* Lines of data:
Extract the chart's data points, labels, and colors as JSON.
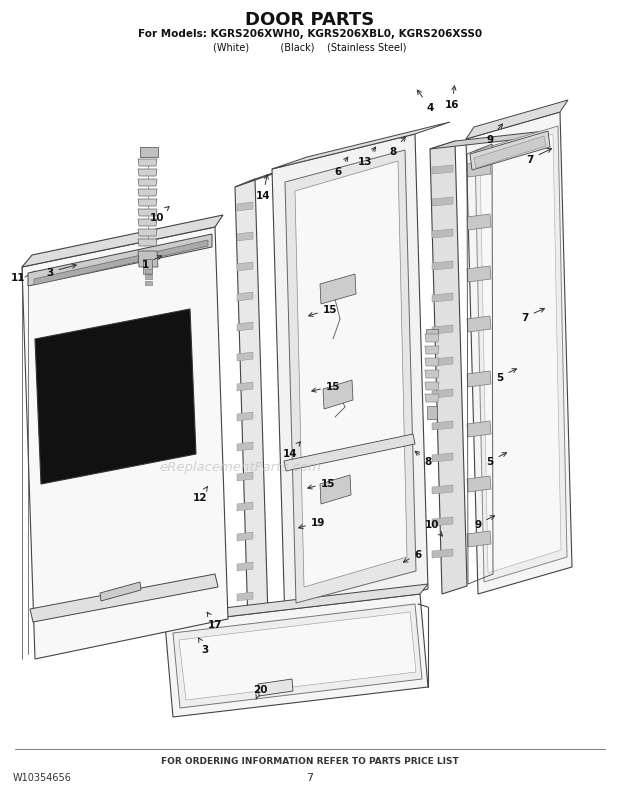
{
  "title": "DOOR PARTS",
  "subtitle": "For Models: KGRS206XWH0, KGRS206XBL0, KGRS206XSS0",
  "subtitle2": "(White)          (Black)    (Stainless Steel)",
  "footer_left": "W10354656",
  "footer_center": "FOR ORDERING INFORMATION REFER TO PARTS PRICE LIST",
  "footer_page": "7",
  "bg_color": "#ffffff",
  "text_color": "#1a1a1a",
  "watermark": "eReplacementParts.com",
  "line_color": "#444444",
  "lw": 0.8
}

* TASK: Copy out each record shown above without alteration, skipping any picture.

* EXERCISE OUTPUT:
Extract the chart's data points, labels, and colors as JSON.
{
  "title": "DOOR PARTS",
  "subtitle": "For Models: KGRS206XWH0, KGRS206XBL0, KGRS206XSS0",
  "subtitle2": "(White)          (Black)    (Stainless Steel)",
  "footer_left": "W10354656",
  "footer_center": "FOR ORDERING INFORMATION REFER TO PARTS PRICE LIST",
  "footer_page": "7",
  "bg_color": "#ffffff",
  "text_color": "#1a1a1a",
  "watermark": "eReplacementParts.com",
  "line_color": "#444444",
  "lw": 0.8
}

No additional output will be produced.